* [What is required]
Entries follow. Set all of them down as they stand.

####################

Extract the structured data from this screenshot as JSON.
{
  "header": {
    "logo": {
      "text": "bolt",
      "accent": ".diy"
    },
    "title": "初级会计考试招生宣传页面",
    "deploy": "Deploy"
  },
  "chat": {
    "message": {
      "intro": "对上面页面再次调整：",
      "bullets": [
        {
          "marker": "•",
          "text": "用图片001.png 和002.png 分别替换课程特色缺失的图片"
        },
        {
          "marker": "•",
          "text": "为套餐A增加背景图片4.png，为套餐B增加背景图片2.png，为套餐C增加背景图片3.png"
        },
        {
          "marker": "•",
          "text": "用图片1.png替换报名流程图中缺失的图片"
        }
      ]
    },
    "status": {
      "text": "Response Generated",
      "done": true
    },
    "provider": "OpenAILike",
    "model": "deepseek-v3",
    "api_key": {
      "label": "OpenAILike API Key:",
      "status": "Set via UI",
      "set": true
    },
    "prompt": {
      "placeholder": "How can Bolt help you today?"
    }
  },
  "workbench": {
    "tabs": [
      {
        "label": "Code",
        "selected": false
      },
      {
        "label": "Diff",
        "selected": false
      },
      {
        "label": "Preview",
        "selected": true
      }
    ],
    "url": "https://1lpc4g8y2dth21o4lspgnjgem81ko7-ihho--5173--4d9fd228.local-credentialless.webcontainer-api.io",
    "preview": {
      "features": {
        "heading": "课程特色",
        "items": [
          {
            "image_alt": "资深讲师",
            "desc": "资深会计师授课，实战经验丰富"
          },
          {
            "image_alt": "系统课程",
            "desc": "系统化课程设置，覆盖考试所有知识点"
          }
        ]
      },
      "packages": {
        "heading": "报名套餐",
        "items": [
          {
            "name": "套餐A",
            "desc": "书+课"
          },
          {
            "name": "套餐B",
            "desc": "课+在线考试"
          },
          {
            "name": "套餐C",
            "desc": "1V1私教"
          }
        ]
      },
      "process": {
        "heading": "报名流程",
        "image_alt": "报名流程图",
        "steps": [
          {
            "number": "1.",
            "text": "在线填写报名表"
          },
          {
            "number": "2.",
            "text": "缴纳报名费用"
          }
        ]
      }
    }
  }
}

####################

* [Expected output]
Extract the structured data from this screenshot as JSON.
{
  "header": {
    "logo": {
      "text": "bolt",
      "accent": ".diy"
    },
    "title": "初级会计考试招生宣传页面",
    "deploy": "Deploy"
  },
  "chat": {
    "message": {
      "intro": "对上面页面再次调整：",
      "bullets": [
        {
          "marker": "•",
          "text": "用图片001.png 和002.png 分别替换课程特色缺失的图片"
        },
        {
          "marker": "•",
          "text": "为套餐A增加背景图片4.png，为套餐B增加背景图片2.png，为套餐C增加背景图片3.png"
        },
        {
          "marker": "•",
          "text": "用图片1.png替换报名流程图中缺失的图片"
        }
      ]
    },
    "status": {
      "text": "Response Generated",
      "done": true
    },
    "provider": "OpenAILike",
    "model": "deepseek-v3",
    "api_key": {
      "label": "OpenAILike API Key:",
      "status": "Set via UI",
      "set": true
    },
    "prompt": {
      "placeholder": "How can Bolt help you today?"
    }
  },
  "workbench": {
    "tabs": [
      {
        "label": "Code",
        "selected": false
      },
      {
        "label": "Diff",
        "selected": false
      },
      {
        "label": "Preview",
        "selected": true
      }
    ],
    "url": "https://1lpc4g8y2dth21o4lspgnjgem81ko7-ihho--5173--4d9fd228.local-credentialless.webcontainer-api.io",
    "preview": {
      "features": {
        "heading": "课程特色",
        "items": [
          {
            "image_alt": "资深讲师",
            "desc": "资深会计师授课，实战经验丰富"
          },
          {
            "image_alt": "系统课程",
            "desc": "系统化课程设置，覆盖考试所有知识点"
          }
        ]
      },
      "packages": {
        "heading": "报名套餐",
        "items": [
          {
            "name": "套餐A",
            "desc": "书+课"
          },
          {
            "name": "套餐B",
            "desc": "课+在线考试"
          },
          {
            "name": "套餐C",
            "desc": "1V1私教"
          }
        ]
      },
      "process": {
        "heading": "报名流程",
        "image_alt": "报名流程图",
        "steps": [
          {
            "number": "1.",
            "text": "在线填写报名表"
          },
          {
            "number": "2.",
            "text": "缴纳报名费用"
          }
        ]
      }
    }
  }
}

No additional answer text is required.